Problem description
Copy, from the entries below, each line where the word "Ireland" can be found.

═══ Records ═══

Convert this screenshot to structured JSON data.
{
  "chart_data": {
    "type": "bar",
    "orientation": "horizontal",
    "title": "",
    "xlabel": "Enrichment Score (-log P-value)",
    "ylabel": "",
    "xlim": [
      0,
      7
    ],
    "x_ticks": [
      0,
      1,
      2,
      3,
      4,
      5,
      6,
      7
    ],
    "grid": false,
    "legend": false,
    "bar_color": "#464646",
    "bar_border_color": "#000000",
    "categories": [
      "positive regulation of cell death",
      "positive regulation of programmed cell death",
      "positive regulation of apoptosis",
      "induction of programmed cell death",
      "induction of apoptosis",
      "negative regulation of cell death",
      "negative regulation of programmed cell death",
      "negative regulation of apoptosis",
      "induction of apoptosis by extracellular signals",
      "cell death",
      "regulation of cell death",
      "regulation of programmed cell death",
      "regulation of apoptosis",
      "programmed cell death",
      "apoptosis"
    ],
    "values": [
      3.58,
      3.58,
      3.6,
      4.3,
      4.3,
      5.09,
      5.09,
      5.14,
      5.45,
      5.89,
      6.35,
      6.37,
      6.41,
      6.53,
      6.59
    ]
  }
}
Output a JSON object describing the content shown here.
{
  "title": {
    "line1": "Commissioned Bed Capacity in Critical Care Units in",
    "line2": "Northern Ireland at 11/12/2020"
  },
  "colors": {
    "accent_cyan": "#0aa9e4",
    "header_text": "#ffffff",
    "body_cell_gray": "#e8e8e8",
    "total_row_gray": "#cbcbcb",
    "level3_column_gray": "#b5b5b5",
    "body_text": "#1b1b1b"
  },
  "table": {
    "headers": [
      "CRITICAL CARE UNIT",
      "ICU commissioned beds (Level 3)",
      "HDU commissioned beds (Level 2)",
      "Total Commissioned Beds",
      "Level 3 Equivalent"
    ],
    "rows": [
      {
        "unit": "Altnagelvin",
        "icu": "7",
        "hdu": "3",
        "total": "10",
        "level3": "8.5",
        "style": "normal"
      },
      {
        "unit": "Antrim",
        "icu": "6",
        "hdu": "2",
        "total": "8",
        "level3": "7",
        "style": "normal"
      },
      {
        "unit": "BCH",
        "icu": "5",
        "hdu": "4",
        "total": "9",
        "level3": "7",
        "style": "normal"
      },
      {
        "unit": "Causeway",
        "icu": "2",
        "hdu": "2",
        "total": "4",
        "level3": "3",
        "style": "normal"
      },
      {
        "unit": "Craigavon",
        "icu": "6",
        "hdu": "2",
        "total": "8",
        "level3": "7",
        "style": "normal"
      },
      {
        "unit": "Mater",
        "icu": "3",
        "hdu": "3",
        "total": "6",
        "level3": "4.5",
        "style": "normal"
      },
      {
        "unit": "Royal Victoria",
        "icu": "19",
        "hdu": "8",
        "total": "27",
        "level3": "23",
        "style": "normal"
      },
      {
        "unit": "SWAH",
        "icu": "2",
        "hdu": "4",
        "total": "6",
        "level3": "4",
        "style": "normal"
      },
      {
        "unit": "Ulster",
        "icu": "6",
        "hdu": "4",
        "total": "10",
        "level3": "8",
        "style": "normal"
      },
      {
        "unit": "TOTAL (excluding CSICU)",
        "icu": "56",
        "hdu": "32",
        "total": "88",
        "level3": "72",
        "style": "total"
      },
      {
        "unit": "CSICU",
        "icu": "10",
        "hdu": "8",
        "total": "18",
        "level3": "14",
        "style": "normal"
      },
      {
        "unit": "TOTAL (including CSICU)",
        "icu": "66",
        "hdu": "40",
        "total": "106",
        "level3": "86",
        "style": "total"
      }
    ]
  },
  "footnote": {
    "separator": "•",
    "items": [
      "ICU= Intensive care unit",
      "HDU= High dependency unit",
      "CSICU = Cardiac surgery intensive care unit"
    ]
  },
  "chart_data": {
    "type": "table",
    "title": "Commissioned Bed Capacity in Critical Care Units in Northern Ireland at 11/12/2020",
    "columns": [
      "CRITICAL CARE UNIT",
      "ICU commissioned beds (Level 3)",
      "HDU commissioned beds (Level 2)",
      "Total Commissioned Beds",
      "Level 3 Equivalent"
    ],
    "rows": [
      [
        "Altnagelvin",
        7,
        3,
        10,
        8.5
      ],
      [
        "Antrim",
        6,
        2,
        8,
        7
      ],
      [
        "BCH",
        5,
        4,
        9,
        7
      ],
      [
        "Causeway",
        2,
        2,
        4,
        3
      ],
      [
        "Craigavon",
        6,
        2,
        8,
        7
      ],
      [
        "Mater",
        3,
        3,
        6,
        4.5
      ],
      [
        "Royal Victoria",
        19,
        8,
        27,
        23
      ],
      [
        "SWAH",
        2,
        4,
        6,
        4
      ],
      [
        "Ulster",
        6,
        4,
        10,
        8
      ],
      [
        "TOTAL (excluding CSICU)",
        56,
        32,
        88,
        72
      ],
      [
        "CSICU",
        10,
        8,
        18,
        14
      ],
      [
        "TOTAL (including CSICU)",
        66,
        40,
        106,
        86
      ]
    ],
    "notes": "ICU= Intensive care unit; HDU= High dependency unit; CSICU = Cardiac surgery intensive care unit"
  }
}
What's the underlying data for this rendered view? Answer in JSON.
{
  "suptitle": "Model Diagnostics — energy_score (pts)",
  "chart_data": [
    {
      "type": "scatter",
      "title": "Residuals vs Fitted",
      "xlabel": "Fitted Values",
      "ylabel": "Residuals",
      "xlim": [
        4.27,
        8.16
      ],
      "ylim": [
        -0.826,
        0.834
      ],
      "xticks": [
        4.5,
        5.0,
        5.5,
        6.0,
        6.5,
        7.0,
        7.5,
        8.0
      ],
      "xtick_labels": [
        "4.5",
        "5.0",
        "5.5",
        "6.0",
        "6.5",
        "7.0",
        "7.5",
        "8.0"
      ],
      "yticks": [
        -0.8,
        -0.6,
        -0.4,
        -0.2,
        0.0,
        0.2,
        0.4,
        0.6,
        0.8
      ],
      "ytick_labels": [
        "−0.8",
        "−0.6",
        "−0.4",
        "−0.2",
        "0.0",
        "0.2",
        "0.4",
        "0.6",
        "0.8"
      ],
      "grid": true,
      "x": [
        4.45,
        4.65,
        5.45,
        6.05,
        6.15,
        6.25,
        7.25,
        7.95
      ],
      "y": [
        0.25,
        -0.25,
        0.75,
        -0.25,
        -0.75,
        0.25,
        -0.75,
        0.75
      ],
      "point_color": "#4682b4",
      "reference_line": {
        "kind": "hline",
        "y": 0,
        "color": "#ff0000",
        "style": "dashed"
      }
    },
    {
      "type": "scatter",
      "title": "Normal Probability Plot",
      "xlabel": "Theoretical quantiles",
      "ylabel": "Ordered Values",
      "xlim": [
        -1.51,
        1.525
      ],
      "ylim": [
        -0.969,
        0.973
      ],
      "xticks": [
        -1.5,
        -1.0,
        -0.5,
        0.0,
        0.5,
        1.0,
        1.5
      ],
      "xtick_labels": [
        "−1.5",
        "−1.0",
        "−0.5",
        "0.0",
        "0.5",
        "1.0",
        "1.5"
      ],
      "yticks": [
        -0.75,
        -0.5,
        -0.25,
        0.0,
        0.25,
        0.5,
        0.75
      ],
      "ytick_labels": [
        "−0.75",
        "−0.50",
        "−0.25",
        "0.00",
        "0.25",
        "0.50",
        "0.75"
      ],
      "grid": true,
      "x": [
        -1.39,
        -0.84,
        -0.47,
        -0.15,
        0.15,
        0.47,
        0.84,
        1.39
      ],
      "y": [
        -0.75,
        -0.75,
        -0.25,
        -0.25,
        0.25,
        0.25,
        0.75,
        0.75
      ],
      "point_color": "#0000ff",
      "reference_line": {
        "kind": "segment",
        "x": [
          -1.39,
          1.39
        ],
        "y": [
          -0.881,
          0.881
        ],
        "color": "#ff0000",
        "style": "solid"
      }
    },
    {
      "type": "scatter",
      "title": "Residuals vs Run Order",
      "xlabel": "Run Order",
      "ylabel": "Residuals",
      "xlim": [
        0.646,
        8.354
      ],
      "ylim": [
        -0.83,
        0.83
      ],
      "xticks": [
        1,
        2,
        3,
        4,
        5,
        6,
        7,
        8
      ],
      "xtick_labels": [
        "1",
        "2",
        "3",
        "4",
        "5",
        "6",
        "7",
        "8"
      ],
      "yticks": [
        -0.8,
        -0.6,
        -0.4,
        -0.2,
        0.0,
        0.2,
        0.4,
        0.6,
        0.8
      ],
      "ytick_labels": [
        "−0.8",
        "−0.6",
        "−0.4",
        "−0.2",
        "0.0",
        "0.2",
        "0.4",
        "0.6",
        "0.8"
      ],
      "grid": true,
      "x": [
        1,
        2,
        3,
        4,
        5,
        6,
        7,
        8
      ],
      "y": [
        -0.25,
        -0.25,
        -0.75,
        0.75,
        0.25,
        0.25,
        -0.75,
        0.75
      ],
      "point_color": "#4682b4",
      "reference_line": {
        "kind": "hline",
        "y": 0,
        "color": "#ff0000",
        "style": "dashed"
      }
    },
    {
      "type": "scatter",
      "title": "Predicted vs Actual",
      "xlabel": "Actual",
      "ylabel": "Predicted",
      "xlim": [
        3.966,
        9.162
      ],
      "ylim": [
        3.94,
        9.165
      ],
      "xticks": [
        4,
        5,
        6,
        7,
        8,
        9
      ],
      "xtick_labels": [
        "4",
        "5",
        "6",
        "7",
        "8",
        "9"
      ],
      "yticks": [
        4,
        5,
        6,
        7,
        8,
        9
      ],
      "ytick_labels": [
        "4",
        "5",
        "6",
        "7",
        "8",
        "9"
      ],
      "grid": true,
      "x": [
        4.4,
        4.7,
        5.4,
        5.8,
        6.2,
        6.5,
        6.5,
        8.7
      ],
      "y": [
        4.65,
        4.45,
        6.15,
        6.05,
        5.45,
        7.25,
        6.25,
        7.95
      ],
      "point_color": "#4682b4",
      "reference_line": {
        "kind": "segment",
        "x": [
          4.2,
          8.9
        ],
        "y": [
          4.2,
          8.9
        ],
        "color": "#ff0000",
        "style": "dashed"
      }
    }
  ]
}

═══

Task response
    "line2": "Northern Ireland at 11/12/2020"
    "title": "Commissioned Bed Capacity in Critical Care Units in Northern Ireland at 11/12/2020",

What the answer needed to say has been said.